• [Work to be completed] Look through the records that follow. Copy every line containing the word "sous".

-- START OF Records to process --

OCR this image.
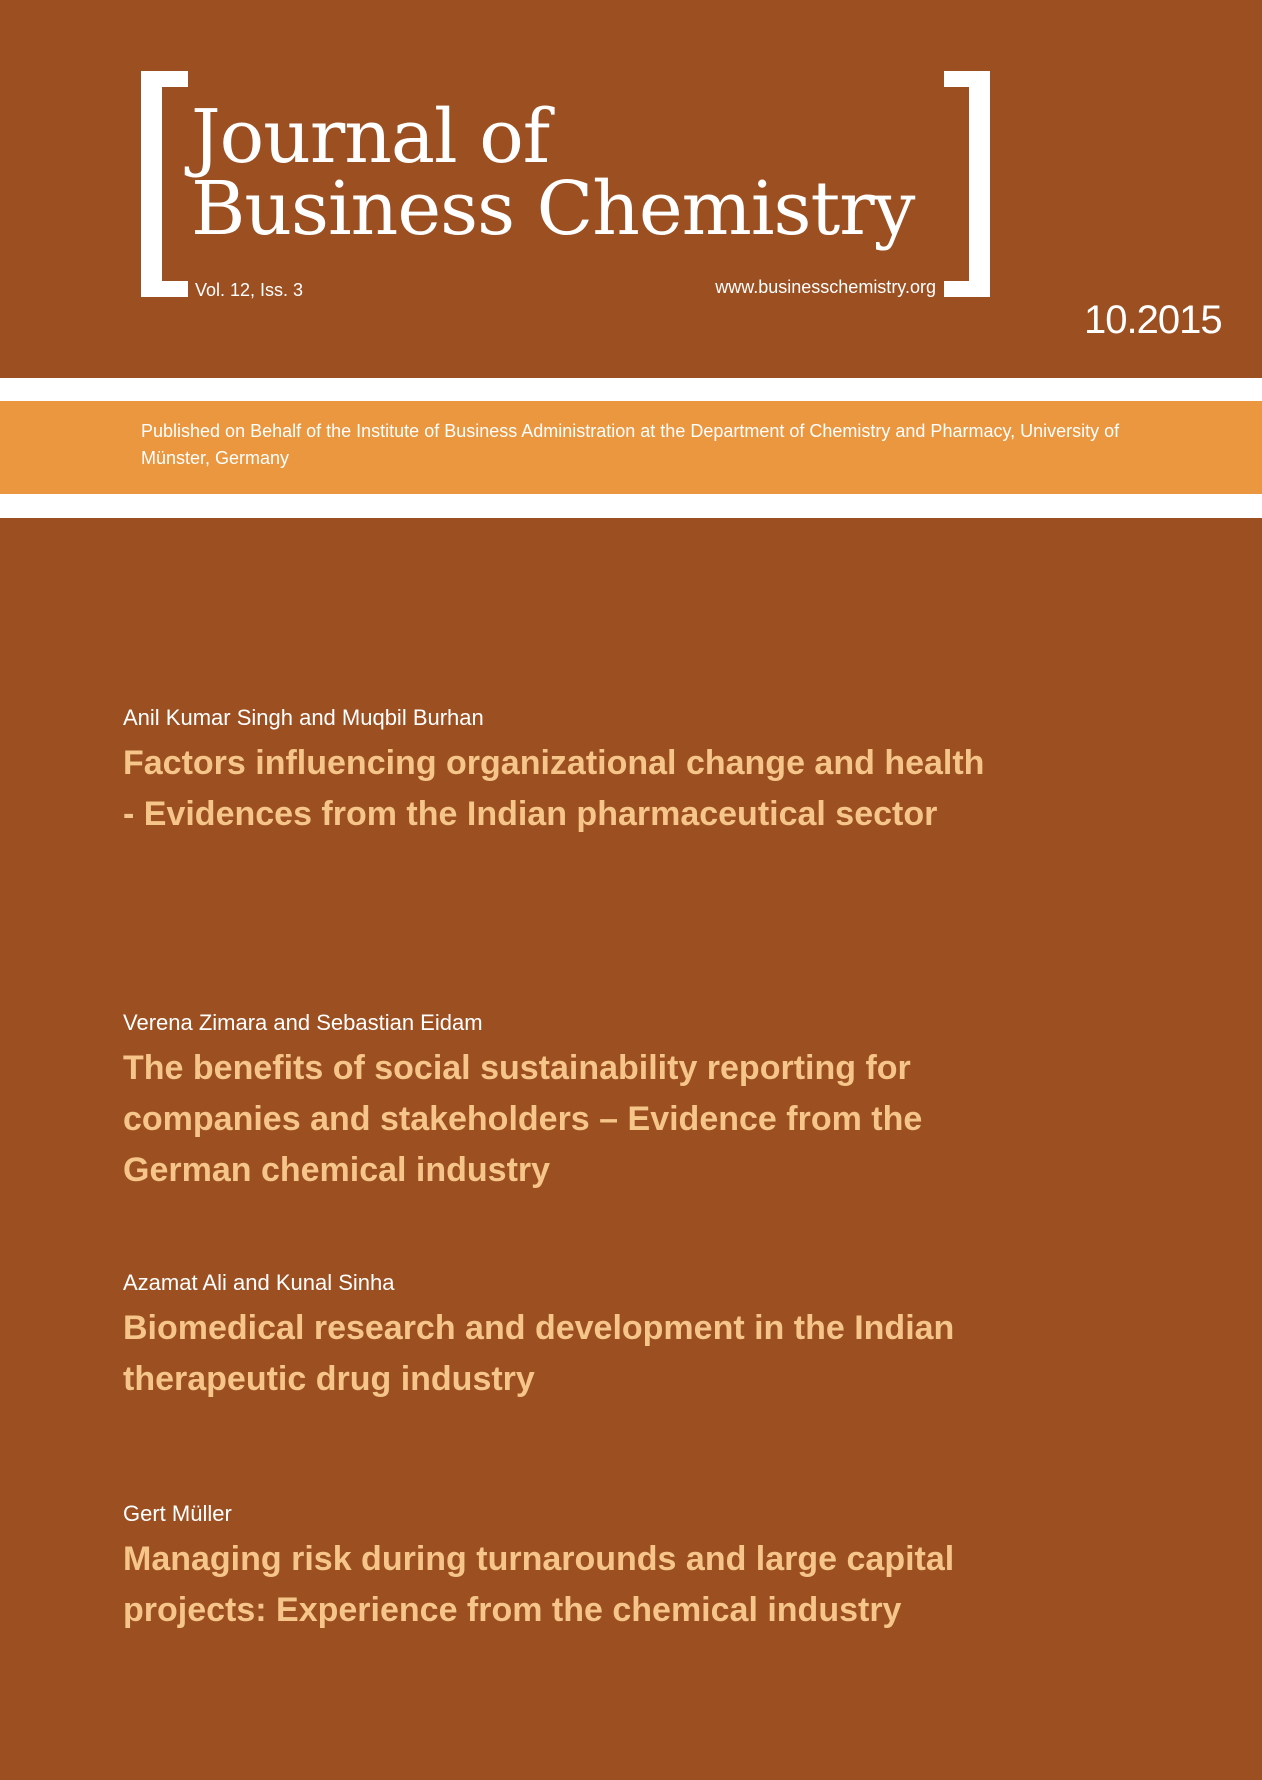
Journal of
Business Chemistry
Vol. 12, Iss. 3	www.businesschemistry.org
10.2015
Published on Behalf of the Institute of Business Administration at the Department of Chemistry and Pharmacy, University of Münster, Germany
Anil Kumar Singh and Muqbil Burhan
Factors influencing organizational change and health - Evidences from the Indian pharmaceutical sector
Verena Zimara and Sebastian Eidam
The benefits of social sustainability reporting for companies and stakeholders – Evidence from the German chemical industry
Azamat Ali and Kunal Sinha
Biomedical research and development in the Indian therapeutic drug industry
Gert Müller
Managing risk during turnarounds and large capital projects: Experience from the chemical industry
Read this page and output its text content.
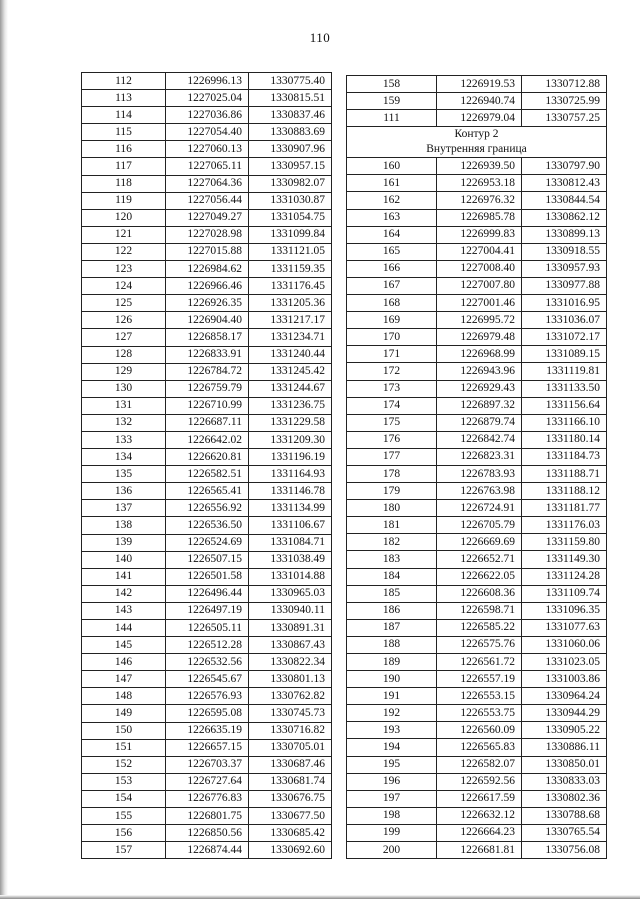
110
112	1226996.13	1330775.40
113	1227025.04	1330815.51
114	1227036.86	1330837.46
115	1227054.40	1330883.69
116	1227060.13	1330907.96
117	1227065.11	1330957.15
118	1227064.36	1330982.07
119	1227056.44	1331030.87
120	1227049.27	1331054.75
121	1227028.98	1331099.84
122	1227015.88	1331121.05
123	1226984.62	1331159.35
124	1226966.46	1331176.45
125	1226926.35	1331205.36
126	1226904.40	1331217.17
127	1226858.17	1331234.71
128	1226833.91	1331240.44
129	1226784.72	1331245.42
130	1226759.79	1331244.67
131	1226710.99	1331236.75
132	1226687.11	1331229.58
133	1226642.02	1331209.30
134	1226620.81	1331196.19
135	1226582.51	1331164.93
136	1226565.41	1331146.78
137	1226556.92	1331134.99
138	1226536.50	1331106.67
139	1226524.69	1331084.71
140	1226507.15	1331038.49
141	1226501.58	1331014.88
142	1226496.44	1330965.03
143	1226497.19	1330940.11
144	1226505.11	1330891.31
145	1226512.28	1330867.43
146	1226532.56	1330822.34
147	1226545.67	1330801.13
148	1226576.93	1330762.82
149	1226595.08	1330745.73
150	1226635.19	1330716.82
151	1226657.15	1330705.01
152	1226703.37	1330687.46
153	1226727.64	1330681.74
154	1226776.83	1330676.75
155	1226801.75	1330677.50
156	1226850.56	1330685.42
157	1226874.44	1330692.60
158	1226919.53	1330712.88
159	1226940.74	1330725.99
111	1226979.04	1330757.25

Контур 2
Внутренняя граница		

160	1226939.50	1330797.90
161	1226953.18	1330812.43
162	1226976.32	1330844.54
163	1226985.78	1330862.12
164	1226999.83	1330899.13
165	1227004.41	1330918.55
166	1227008.40	1330957.93
167	1227007.80	1330977.88
168	1227001.46	1331016.95
169	1226995.72	1331036.07
170	1226979.48	1331072.17
171	1226968.99	1331089.15
172	1226943.96	1331119.81
173	1226929.43	1331133.50
174	1226897.32	1331156.64
175	1226879.74	1331166.10
176	1226842.74	1331180.14
177	1226823.31	1331184.73
178	1226783.93	1331188.71
179	1226763.98	1331188.12
180	1226724.91	1331181.77
181	1226705.79	1331176.03
182	1226669.69	1331159.80
183	1226652.71	1331149.30
184	1226622.05	1331124.28
185	1226608.36	1331109.74
186	1226598.71	1331096.35
187	1226585.22	1331077.63
188	1226575.76	1331060.06
189	1226561.72	1331023.05
190	1226557.19	1331003.86
191	1226553.15	1330964.24
192	1226553.75	1330944.29
193	1226560.09	1330905.22
194	1226565.83	1330886.11
195	1226582.07	1330850.01
196	1226592.56	1330833.03
197	1226617.59	1330802.36
198	1226632.12	1330788.68
199	1226664.23	1330765.54
200	1226681.81	1330756.08
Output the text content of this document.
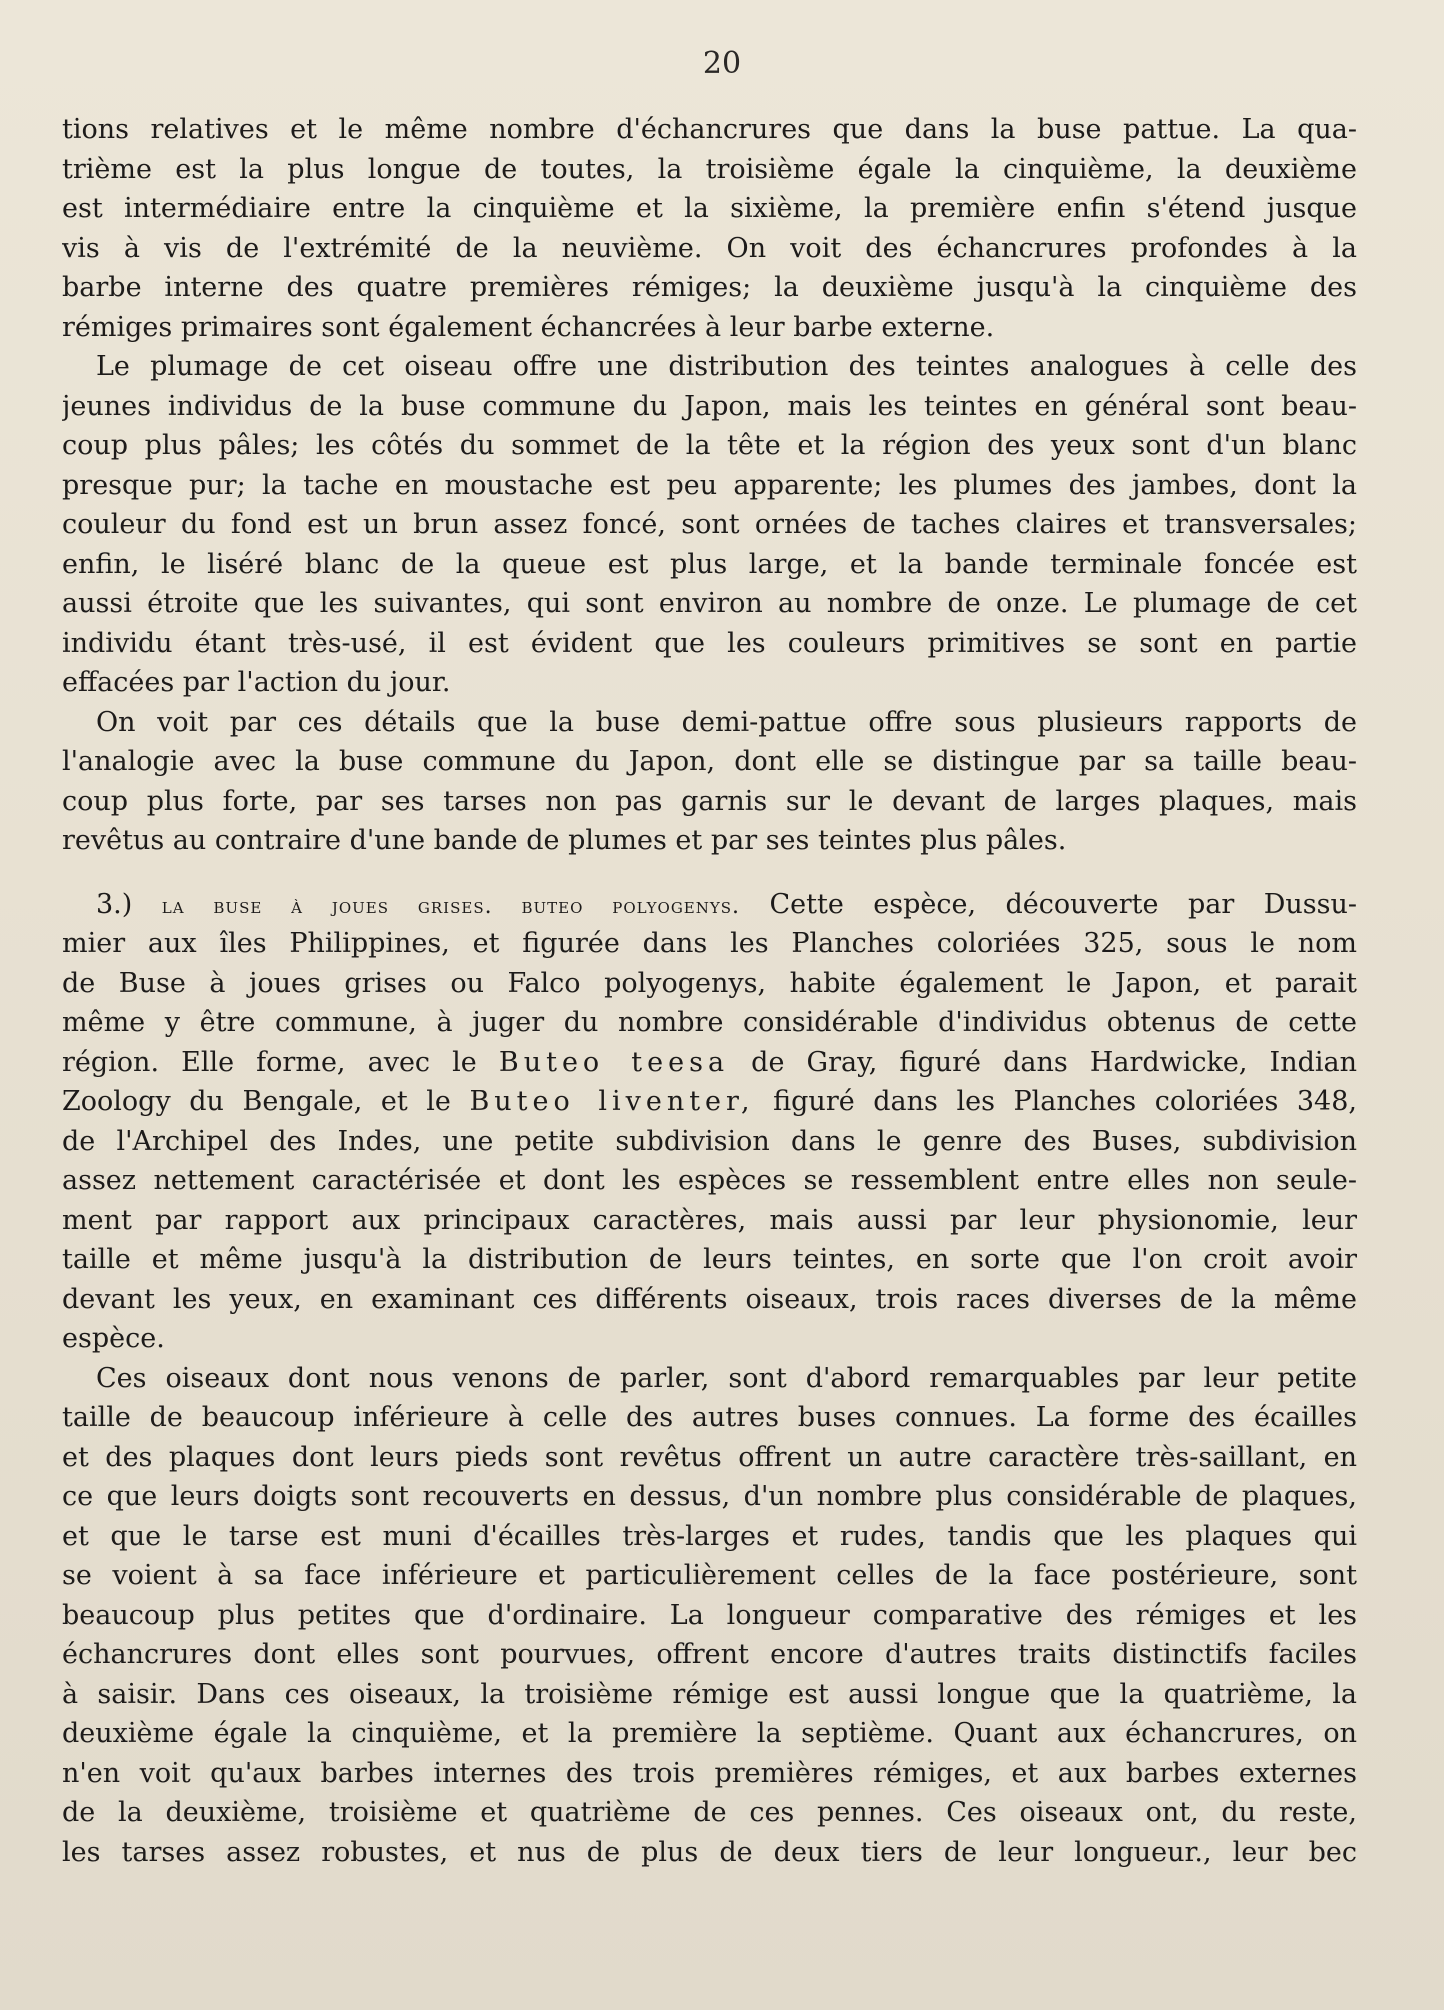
20
tions relatives et le même nombre d'échancrures que dans la buse pattue. La qua-
trième est la plus longue de toutes, la troisième égale la cinquième, la deuxième
est intermédiaire entre la cinquième et la sixième, la première enfin s'étend jusque
vis à vis de l'extrémité de la neuvième. On voit des échancrures profondes à la
barbe interne des quatre premières rémiges; la deuxième jusqu'à la cinquième des
rémiges primaires sont également échancrées à leur barbe externe.
Le plumage de cet oiseau offre une distribution des teintes analogues à celle des
jeunes individus de la buse commune du Japon, mais les teintes en général sont beau-
coup plus pâles; les côtés du sommet de la tête et la région des yeux sont d'un blanc
presque pur; la tache en moustache est peu apparente; les plumes des jambes, dont la
couleur du fond est un brun assez foncé, sont ornées de taches claires et transversales;
enfin, le liséré blanc de la queue est plus large, et la bande terminale foncée est
aussi étroite que les suivantes, qui sont environ au nombre de onze. Le plumage de cet
individu étant très-usé, il est évident que les couleurs primitives se sont en partie
effacées par l'action du jour.
On voit par ces détails que la buse demi-pattue offre sous plusieurs rapports de
l'analogie avec la buse commune du Japon, dont elle se distingue par sa taille beau-
coup plus forte, par ses tarses non pas garnis sur le devant de larges plaques, mais
revêtus au contraire d'une bande de plumes et par ses teintes plus pâles.
3.) la buse à joues grises. buteo polyogenys. Cette espèce, découverte par Dussu-
mier aux îles Philippines, et figurée dans les Planches coloriées 325, sous le nom
de Buse à joues grises ou Falco polyogenys, habite également le Japon, et parait
même y être commune, à juger du nombre considérable d'individus obtenus de cette
région. Elle forme, avec le Buteo teesa de Gray, figuré dans Hardwicke, Indian
Zoology du Bengale, et le Buteo liventer, figuré dans les Planches coloriées 348,
de l'Archipel des Indes, une petite subdivision dans le genre des Buses, subdivision
assez nettement caractérisée et dont les espèces se ressemblent entre elles non seule-
ment par rapport aux principaux caractères, mais aussi par leur physionomie, leur
taille et même jusqu'à la distribution de leurs teintes, en sorte que l'on croit avoir
devant les yeux, en examinant ces différents oiseaux, trois races diverses de la même
espèce.
Ces oiseaux dont nous venons de parler, sont d'abord remarquables par leur petite
taille de beaucoup inférieure à celle des autres buses connues. La forme des écailles
et des plaques dont leurs pieds sont revêtus offrent un autre caractère très-saillant, en
ce que leurs doigts sont recouverts en dessus, d'un nombre plus considérable de plaques,
et que le tarse est muni d'écailles très-larges et rudes, tandis que les plaques qui
se voient à sa face inférieure et particulièrement celles de la face postérieure, sont
beaucoup plus petites que d'ordinaire. La longueur comparative des rémiges et les
échancrures dont elles sont pourvues, offrent encore d'autres traits distinctifs faciles
à saisir. Dans ces oiseaux, la troisième rémige est aussi longue que la quatrième, la
deuxième égale la cinquième, et la première la septième. Quant aux échancrures, on
n'en voit qu'aux barbes internes des trois premières rémiges, et aux barbes externes
de la deuxième, troisième et quatrième de ces pennes. Ces oiseaux ont, du reste,
les tarses assez robustes, et nus de plus de deux tiers de leur longueur., leur bec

-- END OF Records to process --

• [The output]
On voit par ces détails que la buse demi-pattue offre sous plusieurs rapports de
mier aux îles Philippines, et figurée dans les Planches coloriées 325, sous le nom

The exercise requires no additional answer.